-- Task objective --
Retype all of the entries word for word.

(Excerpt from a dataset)
════════════════════

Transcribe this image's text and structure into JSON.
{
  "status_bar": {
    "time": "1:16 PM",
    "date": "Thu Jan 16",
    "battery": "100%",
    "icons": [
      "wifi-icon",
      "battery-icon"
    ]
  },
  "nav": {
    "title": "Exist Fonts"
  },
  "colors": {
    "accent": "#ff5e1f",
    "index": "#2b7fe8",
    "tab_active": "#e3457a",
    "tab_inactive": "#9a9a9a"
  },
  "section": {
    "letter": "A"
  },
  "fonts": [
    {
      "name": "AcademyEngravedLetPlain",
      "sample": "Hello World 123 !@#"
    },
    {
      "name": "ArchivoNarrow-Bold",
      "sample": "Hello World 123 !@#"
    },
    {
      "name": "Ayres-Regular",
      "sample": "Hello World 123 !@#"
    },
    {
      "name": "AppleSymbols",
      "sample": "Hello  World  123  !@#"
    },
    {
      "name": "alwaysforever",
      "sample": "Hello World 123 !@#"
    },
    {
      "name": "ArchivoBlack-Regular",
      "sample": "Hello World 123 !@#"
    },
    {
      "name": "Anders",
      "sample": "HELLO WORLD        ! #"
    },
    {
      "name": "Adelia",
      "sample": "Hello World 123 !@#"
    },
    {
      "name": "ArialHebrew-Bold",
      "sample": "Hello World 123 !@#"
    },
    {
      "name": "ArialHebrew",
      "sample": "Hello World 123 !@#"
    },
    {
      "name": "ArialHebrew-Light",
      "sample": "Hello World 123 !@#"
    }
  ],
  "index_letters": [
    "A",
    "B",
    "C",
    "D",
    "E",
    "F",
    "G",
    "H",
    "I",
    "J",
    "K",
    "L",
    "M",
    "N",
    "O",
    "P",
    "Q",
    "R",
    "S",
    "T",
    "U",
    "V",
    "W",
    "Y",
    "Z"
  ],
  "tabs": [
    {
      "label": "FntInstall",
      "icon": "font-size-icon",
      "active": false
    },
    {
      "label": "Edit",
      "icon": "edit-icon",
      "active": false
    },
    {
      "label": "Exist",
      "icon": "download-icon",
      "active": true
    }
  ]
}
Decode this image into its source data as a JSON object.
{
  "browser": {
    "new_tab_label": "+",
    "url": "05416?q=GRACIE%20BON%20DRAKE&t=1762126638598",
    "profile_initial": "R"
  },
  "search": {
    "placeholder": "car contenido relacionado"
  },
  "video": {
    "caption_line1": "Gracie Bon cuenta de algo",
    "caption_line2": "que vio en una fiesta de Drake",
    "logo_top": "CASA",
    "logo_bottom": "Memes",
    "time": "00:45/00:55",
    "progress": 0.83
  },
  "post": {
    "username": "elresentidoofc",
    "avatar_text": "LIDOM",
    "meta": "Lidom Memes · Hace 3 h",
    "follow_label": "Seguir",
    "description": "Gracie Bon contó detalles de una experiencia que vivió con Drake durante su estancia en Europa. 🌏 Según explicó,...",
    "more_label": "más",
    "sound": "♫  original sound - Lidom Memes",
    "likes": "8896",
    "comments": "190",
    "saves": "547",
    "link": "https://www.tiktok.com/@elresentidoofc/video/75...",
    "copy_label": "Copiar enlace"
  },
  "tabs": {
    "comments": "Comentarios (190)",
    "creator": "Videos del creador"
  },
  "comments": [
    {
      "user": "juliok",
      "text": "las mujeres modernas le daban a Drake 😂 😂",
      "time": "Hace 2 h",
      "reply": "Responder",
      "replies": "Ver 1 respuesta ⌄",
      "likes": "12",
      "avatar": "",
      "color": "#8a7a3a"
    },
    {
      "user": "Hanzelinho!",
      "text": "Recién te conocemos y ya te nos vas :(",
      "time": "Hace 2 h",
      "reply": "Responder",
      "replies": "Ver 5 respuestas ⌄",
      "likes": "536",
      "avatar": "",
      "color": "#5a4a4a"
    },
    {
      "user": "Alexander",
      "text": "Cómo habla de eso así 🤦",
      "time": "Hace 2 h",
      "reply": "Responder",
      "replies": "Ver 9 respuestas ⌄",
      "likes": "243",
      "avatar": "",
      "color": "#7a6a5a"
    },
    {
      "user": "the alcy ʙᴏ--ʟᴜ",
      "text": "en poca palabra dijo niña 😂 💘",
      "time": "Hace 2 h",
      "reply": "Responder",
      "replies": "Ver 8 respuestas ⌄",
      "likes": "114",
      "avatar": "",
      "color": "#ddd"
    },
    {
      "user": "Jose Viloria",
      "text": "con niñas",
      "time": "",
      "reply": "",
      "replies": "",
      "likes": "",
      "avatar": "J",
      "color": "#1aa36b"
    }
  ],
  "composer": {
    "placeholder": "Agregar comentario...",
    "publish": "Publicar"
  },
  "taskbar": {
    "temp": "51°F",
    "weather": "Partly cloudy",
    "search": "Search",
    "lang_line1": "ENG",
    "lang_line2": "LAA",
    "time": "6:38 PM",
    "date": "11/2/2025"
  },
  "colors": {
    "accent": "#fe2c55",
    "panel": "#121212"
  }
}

════════════════════

-- Task solution --
Transcribe this image's text and structure into JSON.
{
  "status_bar": {
    "time": "1:16 PM",
    "date": "Thu Jan 16",
    "battery": "100%",
    "icons": [
      "wifi-icon",
      "battery-icon"
    ]
  },
  "nav": {
    "title": "Exist Fonts"
  },
  "colors": {
    "accent": "#ff5e1f",
    "index": "#2b7fe8",
    "tab_active": "#e3457a",
    "tab_inactive": "#9a9a9a"
  },
  "section": {
    "letter": "A"
  },
  "fonts": [
    {
      "name": "AcademyEngravedLetPlain",
      "sample": "Hello World 123 !@#"
    },
    {
      "name": "ArchivoNarrow-Bold",
      "sample": "Hello World 123 !@#"
    },
    {
      "name": "Ayres-Regular",
      "sample": "Hello World 123 !@#"
    },
    {
      "name": "AppleSymbols",
      "sample": "Hello  World  123  !@#"
    },
    {
      "name": "alwaysforever",
      "sample": "Hello World 123 !@#"
    },
    {
      "name": "ArchivoBlack-Regular",
      "sample": "Hello World 123 !@#"
    },
    {
      "name": "Anders",
      "sample": "HELLO WORLD        ! #"
    },
    {
      "name": "Adelia",
      "sample": "Hello World 123 !@#"
    },
    {
      "name": "ArialHebrew-Bold",
      "sample": "Hello World 123 !@#"
    },
    {
      "name": "ArialHebrew",
      "sample": "Hello World 123 !@#"
    },
    {
      "name": "ArialHebrew-Light",
      "sample": "Hello World 123 !@#"
    }
  ],
  "index_letters": [
    "A",
    "B",
    "C",
    "D",
    "E",
    "F",
    "G",
    "H",
    "I",
    "J",
    "K",
    "L",
    "M",
    "N",
    "O",
    "P",
    "Q",
    "R",
    "S",
    "T",
    "U",
    "V",
    "W",
    "Y",
    "Z"
  ],
  "tabs": [
    {
      "label": "FntInstall",
      "icon": "font-size-icon",
      "active": false
    },
    {
      "label": "Edit",
      "icon": "edit-icon",
      "active": false
    },
    {
      "label": "Exist",
      "icon": "download-icon",
      "active": true
    }
  ]
}
Decode this image into its source data as a JSON object.
{
  "browser": {
    "new_tab_label": "+",
    "url": "05416?q=GRACIE%20BON%20DRAKE&t=1762126638598",
    "profile_initial": "R"
  },
  "search": {
    "placeholder": "car contenido relacionado"
  },
  "video": {
    "caption_line1": "Gracie Bon cuenta de algo",
    "caption_line2": "que vio en una fiesta de Drake",
    "logo_top": "CASA",
    "logo_bottom": "Memes",
    "time": "00:45/00:55",
    "progress": 0.83
  },
  "post": {
    "username": "elresentidoofc",
    "avatar_text": "LIDOM",
    "meta": "Lidom Memes · Hace 3 h",
    "follow_label": "Seguir",
    "description": "Gracie Bon contó detalles de una experiencia que vivió con Drake durante su estancia en Europa. 🌏 Según explicó,...",
    "more_label": "más",
    "sound": "♫  original sound - Lidom Memes",
    "likes": "8896",
    "comments": "190",
    "saves": "547",
    "link": "https://www.tiktok.com/@elresentidoofc/video/75...",
    "copy_label": "Copiar enlace"
  },
  "tabs": {
    "comments": "Comentarios (190)",
    "creator": "Videos del creador"
  },
  "comments": [
    {
      "user": "juliok",
      "text": "las mujeres modernas le daban a Drake 😂 😂",
      "time": "Hace 2 h",
      "reply": "Responder",
      "replies": "Ver 1 respuesta ⌄",
      "likes": "12",
      "avatar": "",
      "color": "#8a7a3a"
    },
    {
      "user": "Hanzelinho!",
      "text": "Recién te conocemos y ya te nos vas :(",
      "time": "Hace 2 h",
      "reply": "Responder",
      "replies": "Ver 5 respuestas ⌄",
      "likes": "536",
      "avatar": "",
      "color": "#5a4a4a"
    },
    {
      "user": "Alexander",
      "text": "Cómo habla de eso así 🤦",
      "time": "Hace 2 h",
      "reply": "Responder",
      "replies": "Ver 9 respuestas ⌄",
      "likes": "243",
      "avatar": "",
      "color": "#7a6a5a"
    },
    {
      "user": "the alcy ʙᴏ--ʟᴜ",
      "text": "en poca palabra dijo niña 😂 💘",
      "time": "Hace 2 h",
      "reply": "Responder",
      "replies": "Ver 8 respuestas ⌄",
      "likes": "114",
      "avatar": "",
      "color": "#ddd"
    },
    {
      "user": "Jose Viloria",
      "text": "con niñas",
      "time": "",
      "reply": "",
      "replies": "",
      "likes": "",
      "avatar": "J",
      "color": "#1aa36b"
    }
  ],
  "composer": {
    "placeholder": "Agregar comentario...",
    "publish": "Publicar"
  },
  "taskbar": {
    "temp": "51°F",
    "weather": "Partly cloudy",
    "search": "Search",
    "lang_line1": "ENG",
    "lang_line2": "LAA",
    "time": "6:38 PM",
    "date": "11/2/2025"
  },
  "colors": {
    "accent": "#fe2c55",
    "panel": "#121212"
  }
}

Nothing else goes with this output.